#### Supplied data ####

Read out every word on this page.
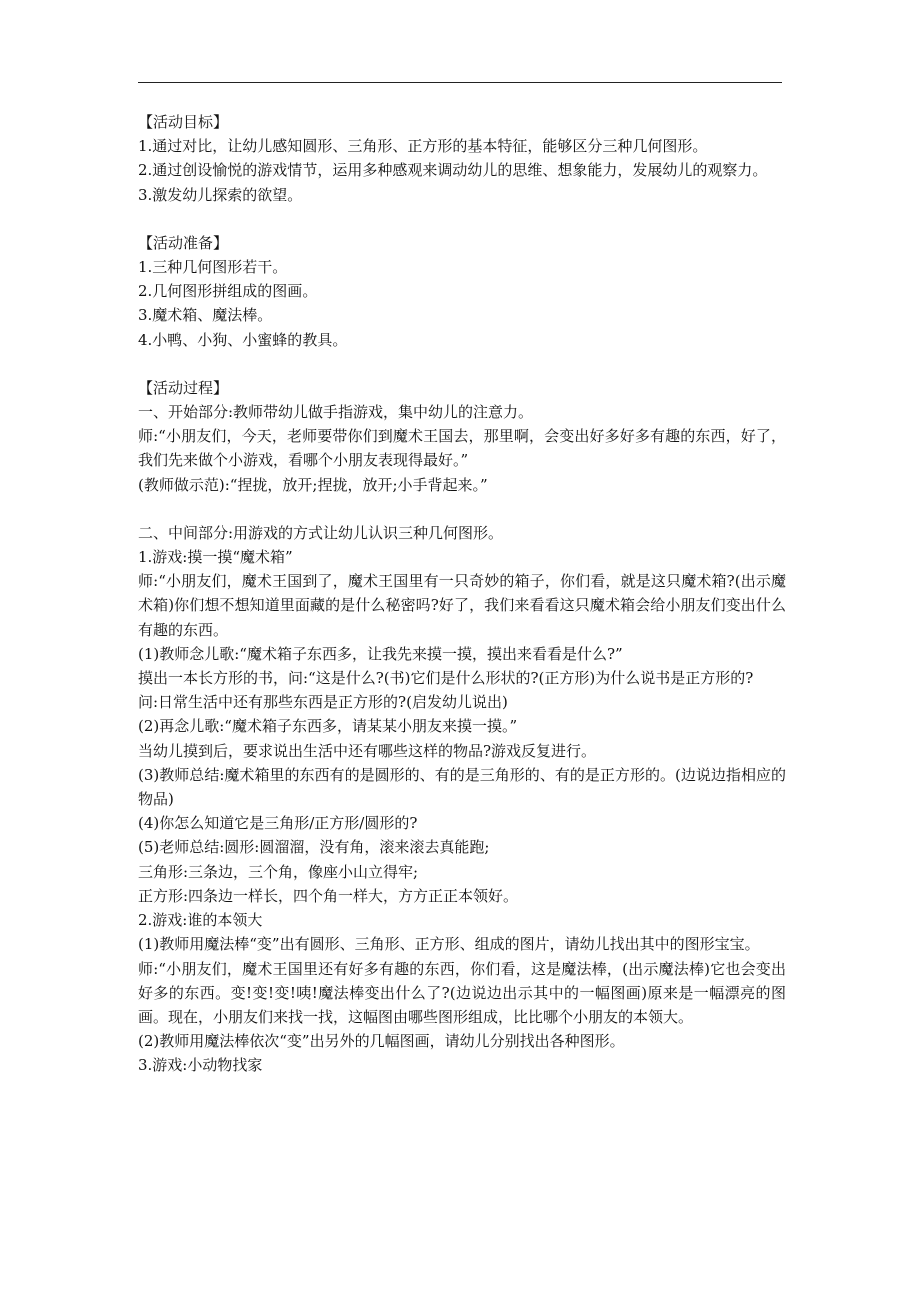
【活动目标】

1.通过对比，让幼儿感知圆形、三角形、正方形的基本特征，能够区分三种几何图形。

2.通过创设愉悦的游戏情节，运用多种感观来调动幼儿的思维、想象能力，发展幼儿的观察力。

3.激发幼儿探索的欲望。

【活动准备】

1.三种几何图形若干。

2.几何图形拼组成的图画。

3.魔术箱、魔法棒。

4.小鸭、小狗、小蜜蜂的教具。

【活动过程】

一、开始部分:教师带幼儿做手指游戏，集中幼儿的注意力。

师:“小朋友们，今天，老师要带你们到魔术王国去，那里啊，会变出好多好多有趣的东西，好了，我们先来做个小游戏，看哪个小朋友表现得最好。”

(教师做示范):“捏拢，放开;捏拢，放开;小手背起来。”

二、中间部分:用游戏的方式让幼儿认识三种几何图形。

1.游戏:摸一摸“魔术箱”

师:“小朋友们，魔术王国到了，魔术王国里有一只奇妙的箱子，你们看，就是这只魔术箱?(出示魔术箱)你们想不想知道里面藏的是什么秘密吗?好了，我们来看看这只魔术箱会给小朋友们变出什么有趣的东西。

(1)教师念儿歌:“魔术箱子东西多，让我先来摸一摸，摸出来看看是什么?”

摸出一本长方形的书，问:“这是什么?(书)它们是什么形状的?(正方形)为什么说书是正方形的?

问:日常生活中还有那些东西是正方形的?(启发幼儿说出)

(2)再念儿歌:“魔术箱子东西多，请某某小朋友来摸一摸。”

当幼儿摸到后，要求说出生活中还有哪些这样的物品?游戏反复进行。

(3)教师总结:魔术箱里的东西有的是圆形的、有的是三角形的、有的是正方形的。(边说边指相应的物品)

(4)你怎么知道它是三角形/正方形/圆形的?

(5)老师总结:圆形:圆溜溜，没有角，滚来滚去真能跑;

三角形:三条边，三个角，像座小山立得牢;

正方形:四条边一样长，四个角一样大，方方正正本领好。

2.游戏:谁的本领大

(1)教师用魔法棒“变”出有圆形、三角形、正方形、组成的图片，请幼儿找出其中的图形宝宝。

师:“小朋友们，魔术王国里还有好多有趣的东西，你们看，这是魔法棒，(出示魔法棒)它也会变出好多的东西。变!变!变!咦!魔法棒变出什么了?(边说边出示其中的一幅图画)原来是一幅漂亮的图画。现在，小朋友们来找一找，这幅图由哪些图形组成，比比哪个小朋友的本领大。

(2)教师用魔法棒依次“变”出另外的几幅图画，请幼儿分别找出各种图形。

3.游戏:小动物找家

####

Repeat the preceding records precisely, and leave every picture out of the copy.

Read out every word on this page.
【活动目标】

1.通过对比，让幼儿感知圆形、三角形、正方形的基本特征，能够区分三种几何图形。

2.通过创设愉悦的游戏情节，运用多种感观来调动幼儿的思维、想象能力，发展幼儿的观察力。

3.激发幼儿探索的欲望。

【活动准备】

1.三种几何图形若干。

2.几何图形拼组成的图画。

3.魔术箱、魔法棒。

4.小鸭、小狗、小蜜蜂的教具。

【活动过程】

一、开始部分:教师带幼儿做手指游戏，集中幼儿的注意力。

师:“小朋友们，今天，老师要带你们到魔术王国去，那里啊，会变出好多好多有趣的东西，好了，我们先来做个小游戏，看哪个小朋友表现得最好。”

(教师做示范):“捏拢，放开;捏拢，放开;小手背起来。”

二、中间部分:用游戏的方式让幼儿认识三种几何图形。

1.游戏:摸一摸“魔术箱”

师:“小朋友们，魔术王国到了，魔术王国里有一只奇妙的箱子，你们看，就是这只魔术箱?(出示魔术箱)你们想不想知道里面藏的是什么秘密吗?好了，我们来看看这只魔术箱会给小朋友们变出什么有趣的东西。

(1)教师念儿歌:“魔术箱子东西多，让我先来摸一摸，摸出来看看是什么?”

摸出一本长方形的书，问:“这是什么?(书)它们是什么形状的?(正方形)为什么说书是正方形的?

问:日常生活中还有那些东西是正方形的?(启发幼儿说出)

(2)再念儿歌:“魔术箱子东西多，请某某小朋友来摸一摸。”

当幼儿摸到后，要求说出生活中还有哪些这样的物品?游戏反复进行。

(3)教师总结:魔术箱里的东西有的是圆形的、有的是三角形的、有的是正方形的。(边说边指相应的物品)

(4)你怎么知道它是三角形/正方形/圆形的?

(5)老师总结:圆形:圆溜溜，没有角，滚来滚去真能跑;

三角形:三条边，三个角，像座小山立得牢;

正方形:四条边一样长，四个角一样大，方方正正本领好。

2.游戏:谁的本领大

(1)教师用魔法棒“变”出有圆形、三角形、正方形、组成的图片，请幼儿找出其中的图形宝宝。

师:“小朋友们，魔术王国里还有好多有趣的东西，你们看，这是魔法棒，(出示魔法棒)它也会变出好多的东西。变!变!变!咦!魔法棒变出什么了?(边说边出示其中的一幅图画)原来是一幅漂亮的图画。现在，小朋友们来找一找，这幅图由哪些图形组成，比比哪个小朋友的本领大。

(2)教师用魔法棒依次“变”出另外的几幅图画，请幼儿分别找出各种图形。

3.游戏:小动物找家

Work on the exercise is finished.